THE REQUEST |
Exactly repeat the material, dropping every picture from the copy.

Data listing:
═══
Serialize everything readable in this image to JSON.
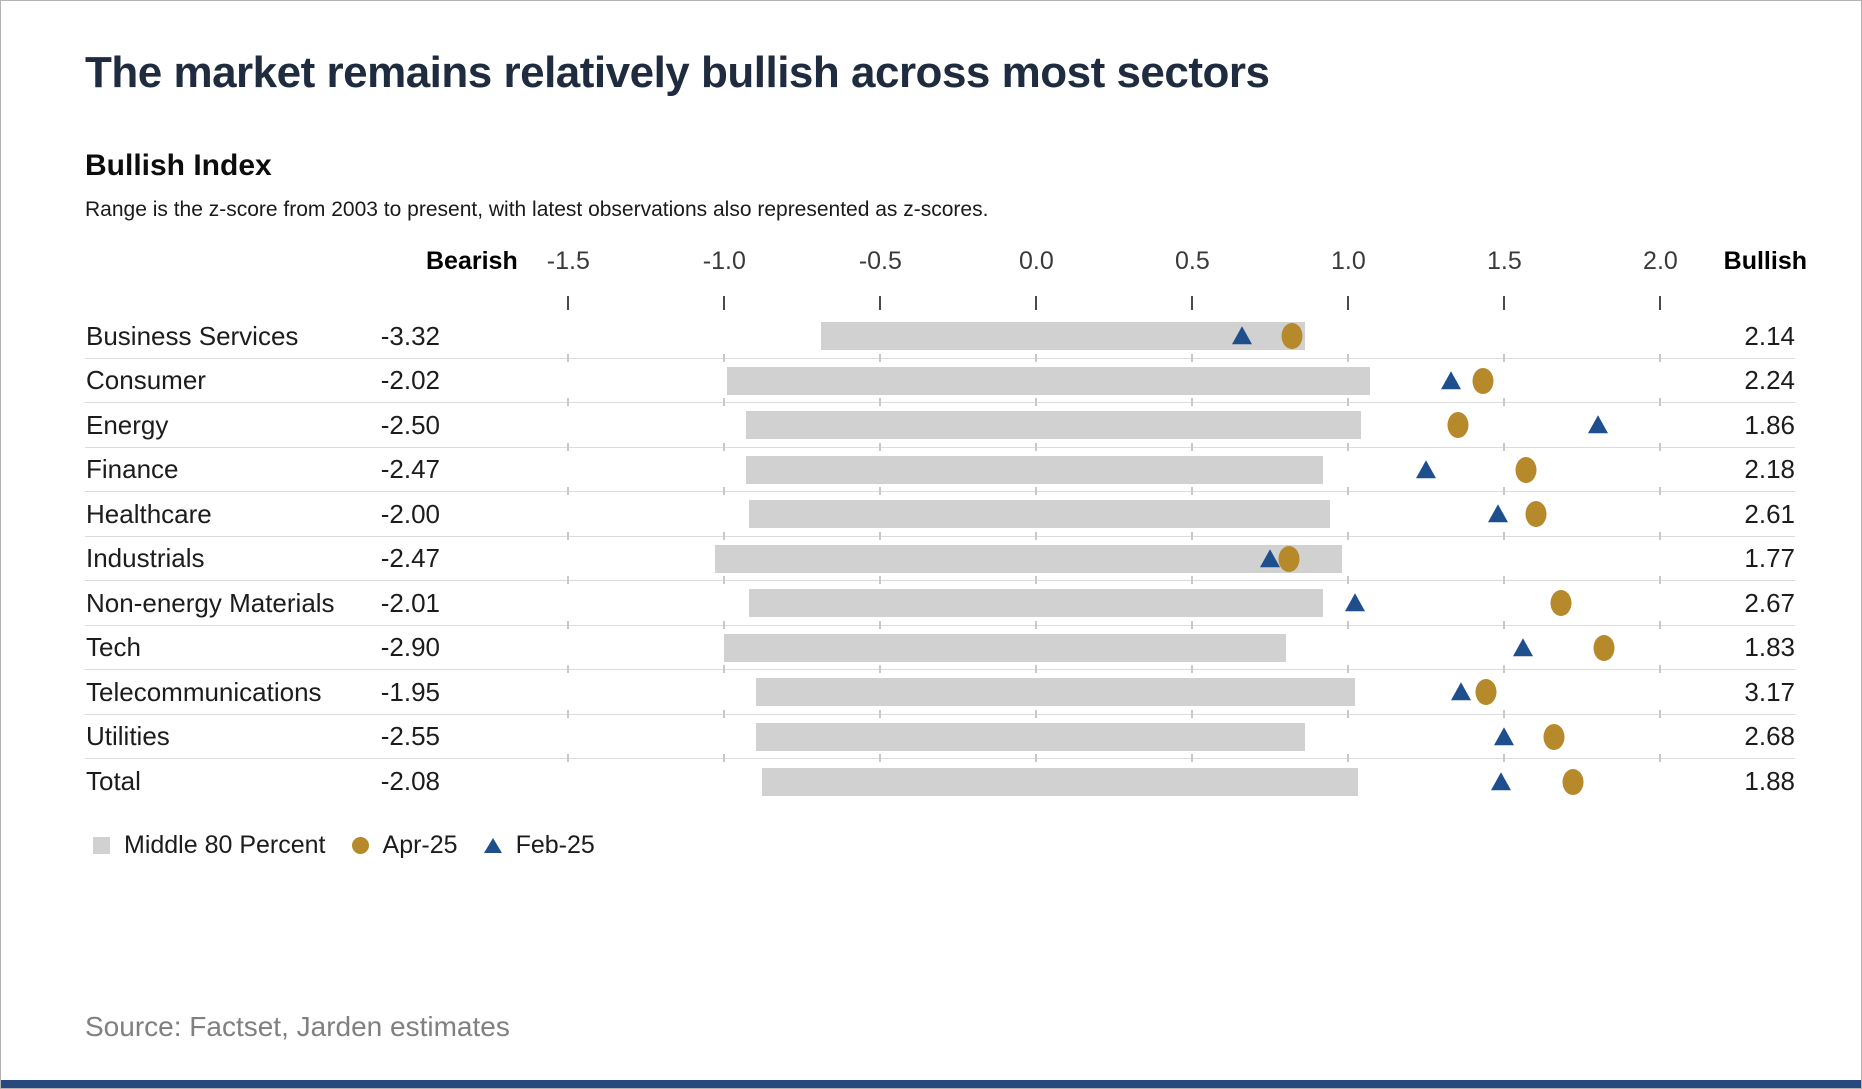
{
  "page": {
    "title": "The market remains relatively bullish across most sectors",
    "source": "Source: Factset, Jarden estimates"
  },
  "colors": {
    "accent_gold": "#b6892b",
    "accent_blue": "#1f4e8c",
    "range_gray": "#d1d1d1",
    "title_navy": "#1f2b3e",
    "bottom_bar_navy": "#27497d"
  },
  "chart_data": {
    "type": "range-dot",
    "title": "Bullish Index",
    "subtitle": "Range is the z-score from 2003 to present, with latest observations also represented as z-scores.",
    "axis": {
      "left_header": "Bearish",
      "right_header": "Bullish",
      "tick_labels": [
        "-1.5",
        "-1.0",
        "-0.5",
        "0.0",
        "0.5",
        "1.0",
        "1.5",
        "2.0"
      ],
      "tick_values": [
        -1.5,
        -1.0,
        -0.5,
        0.0,
        0.5,
        1.0,
        1.5,
        2.0
      ],
      "plot_range": [
        -1.86,
        2.13
      ],
      "grid": "row-separators-with-tick-stubs"
    },
    "legend": [
      {
        "label": "Middle 80 Percent",
        "marker": "square",
        "color": "#d1d1d1"
      },
      {
        "label": "Apr-25",
        "marker": "circle",
        "color": "#b6892b"
      },
      {
        "label": "Feb-25",
        "marker": "triangle",
        "color": "#1f4e8c"
      }
    ],
    "rows": [
      {
        "sector": "Business Services",
        "bearish": "-3.32",
        "range": [
          -0.69,
          0.86
        ],
        "feb25": 0.66,
        "apr25": 0.82,
        "bullish": "2.14"
      },
      {
        "sector": "Consumer",
        "bearish": "-2.02",
        "range": [
          -0.99,
          1.07
        ],
        "feb25": 1.33,
        "apr25": 1.43,
        "bullish": "2.24"
      },
      {
        "sector": "Energy",
        "bearish": "-2.50",
        "range": [
          -0.93,
          1.04
        ],
        "feb25": 1.8,
        "apr25": 1.35,
        "bullish": "1.86"
      },
      {
        "sector": "Finance",
        "bearish": "-2.47",
        "range": [
          -0.93,
          0.92
        ],
        "feb25": 1.25,
        "apr25": 1.57,
        "bullish": "2.18"
      },
      {
        "sector": "Healthcare",
        "bearish": "-2.00",
        "range": [
          -0.92,
          0.94
        ],
        "feb25": 1.48,
        "apr25": 1.6,
        "bullish": "2.61"
      },
      {
        "sector": "Industrials",
        "bearish": "-2.47",
        "range": [
          -1.03,
          0.98
        ],
        "feb25": 0.75,
        "apr25": 0.81,
        "bullish": "1.77"
      },
      {
        "sector": "Non-energy Materials",
        "bearish": "-2.01",
        "range": [
          -0.92,
          0.92
        ],
        "feb25": 1.02,
        "apr25": 1.68,
        "bullish": "2.67"
      },
      {
        "sector": "Tech",
        "bearish": "-2.90",
        "range": [
          -1.0,
          0.8
        ],
        "feb25": 1.56,
        "apr25": 1.82,
        "bullish": "1.83"
      },
      {
        "sector": "Telecommunications",
        "bearish": "-1.95",
        "range": [
          -0.9,
          1.02
        ],
        "feb25": 1.36,
        "apr25": 1.44,
        "bullish": "3.17"
      },
      {
        "sector": "Utilities",
        "bearish": "-2.55",
        "range": [
          -0.9,
          0.86
        ],
        "feb25": 1.5,
        "apr25": 1.66,
        "bullish": "2.68"
      },
      {
        "sector": "Total",
        "bearish": "-2.08",
        "range": [
          -0.88,
          1.03
        ],
        "feb25": 1.49,
        "apr25": 1.72,
        "bullish": "1.88"
      }
    ]
  }
}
═══
OUTPUT BELOW |
Serialize everything readable in this image to JSON.
{
  "page": {
    "title": "The market remains relatively bullish across most sectors",
    "source": "Source: Factset, Jarden estimates"
  },
  "colors": {
    "accent_gold": "#b6892b",
    "accent_blue": "#1f4e8c",
    "range_gray": "#d1d1d1",
    "title_navy": "#1f2b3e",
    "bottom_bar_navy": "#27497d"
  },
  "chart_data": {
    "type": "range-dot",
    "title": "Bullish Index",
    "subtitle": "Range is the z-score from 2003 to present, with latest observations also represented as z-scores.",
    "axis": {
      "left_header": "Bearish",
      "right_header": "Bullish",
      "tick_labels": [
        "-1.5",
        "-1.0",
        "-0.5",
        "0.0",
        "0.5",
        "1.0",
        "1.5",
        "2.0"
      ],
      "tick_values": [
        -1.5,
        -1.0,
        -0.5,
        0.0,
        0.5,
        1.0,
        1.5,
        2.0
      ],
      "plot_range": [
        -1.86,
        2.13
      ],
      "grid": "row-separators-with-tick-stubs"
    },
    "legend": [
      {
        "label": "Middle 80 Percent",
        "marker": "square",
        "color": "#d1d1d1"
      },
      {
        "label": "Apr-25",
        "marker": "circle",
        "color": "#b6892b"
      },
      {
        "label": "Feb-25",
        "marker": "triangle",
        "color": "#1f4e8c"
      }
    ],
    "rows": [
      {
        "sector": "Business Services",
        "bearish": "-3.32",
        "range": [
          -0.69,
          0.86
        ],
        "feb25": 0.66,
        "apr25": 0.82,
        "bullish": "2.14"
      },
      {
        "sector": "Consumer",
        "bearish": "-2.02",
        "range": [
          -0.99,
          1.07
        ],
        "feb25": 1.33,
        "apr25": 1.43,
        "bullish": "2.24"
      },
      {
        "sector": "Energy",
        "bearish": "-2.50",
        "range": [
          -0.93,
          1.04
        ],
        "feb25": 1.8,
        "apr25": 1.35,
        "bullish": "1.86"
      },
      {
        "sector": "Finance",
        "bearish": "-2.47",
        "range": [
          -0.93,
          0.92
        ],
        "feb25": 1.25,
        "apr25": 1.57,
        "bullish": "2.18"
      },
      {
        "sector": "Healthcare",
        "bearish": "-2.00",
        "range": [
          -0.92,
          0.94
        ],
        "feb25": 1.48,
        "apr25": 1.6,
        "bullish": "2.61"
      },
      {
        "sector": "Industrials",
        "bearish": "-2.47",
        "range": [
          -1.03,
          0.98
        ],
        "feb25": 0.75,
        "apr25": 0.81,
        "bullish": "1.77"
      },
      {
        "sector": "Non-energy Materials",
        "bearish": "-2.01",
        "range": [
          -0.92,
          0.92
        ],
        "feb25": 1.02,
        "apr25": 1.68,
        "bullish": "2.67"
      },
      {
        "sector": "Tech",
        "bearish": "-2.90",
        "range": [
          -1.0,
          0.8
        ],
        "feb25": 1.56,
        "apr25": 1.82,
        "bullish": "1.83"
      },
      {
        "sector": "Telecommunications",
        "bearish": "-1.95",
        "range": [
          -0.9,
          1.02
        ],
        "feb25": 1.36,
        "apr25": 1.44,
        "bullish": "3.17"
      },
      {
        "sector": "Utilities",
        "bearish": "-2.55",
        "range": [
          -0.9,
          0.86
        ],
        "feb25": 1.5,
        "apr25": 1.66,
        "bullish": "2.68"
      },
      {
        "sector": "Total",
        "bearish": "-2.08",
        "range": [
          -0.88,
          1.03
        ],
        "feb25": 1.49,
        "apr25": 1.72,
        "bullish": "1.88"
      }
    ]
  }
}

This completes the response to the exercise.